→ Aim of the task: Repeat the data that follows, word for word, without the images.

→ Recorded information:
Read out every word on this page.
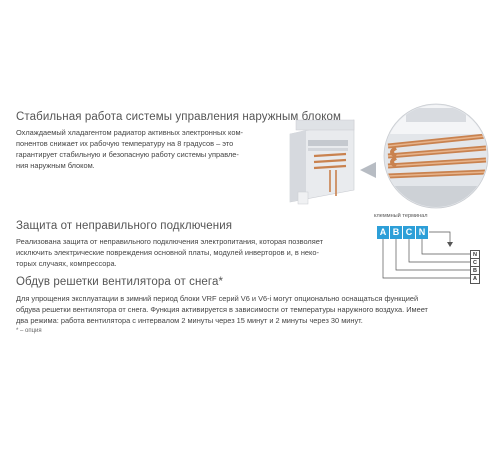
Стабильная работа системы управления наружным блоком
Охлаждаемый хладагентом радиатор активных электронных ком-
понентов снижает их рабочую температуру на 8 градусов – это
гарантирует стабильную и безопасную работу системы управле-
ния наружным блоком.
Защита от неправильного подключения
Реализована защита от неправильного подключения электропитания, которая позволяет
исключить электрические повреждения основной платы, модулей инверторов и, в неко-
торых случаях, компрессора.
клеммный терминал
A B C N
N
C
B
A
Обдув решетки вентилятора от снега*
Для упрощения эксплуатации в зимний период блоки VRF серий V6 и V6-i могут опционально оснащаться функцией
обдува решетки вентилятора от снега. Функция активируется в зависимости от температуры наружного воздуха. Имеет
два режима: работа вентилятора с интервалом 2 минуты через 15 минут и 2 минуты через 30 минут.
* – опция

→ Output of the task:
Read out every word on this page.
Стабильная работа системы управления наружным блоком
Охлаждаемый хладагентом радиатор активных электронных ком-
понентов снижает их рабочую температуру на 8 градусов – это
гарантирует стабильную и безопасную работу системы управле-
ния наружным блоком.
Защита от неправильного подключения
Реализована защита от неправильного подключения электропитания, которая позволяет
исключить электрические повреждения основной платы, модулей инверторов и, в неко-
торых случаях, компрессора.
клеммный терминал
A B C N
N
C
B
A
Обдув решетки вентилятора от снега*
Для упрощения эксплуатации в зимний период блоки VRF серий V6 и V6-i могут опционально оснащаться функцией
обдува решетки вентилятора от снега. Функция активируется в зависимости от температуры наружного воздуха. Имеет
два режима: работа вентилятора с интервалом 2 минуты через 15 минут и 2 минуты через 30 минут.
* – опция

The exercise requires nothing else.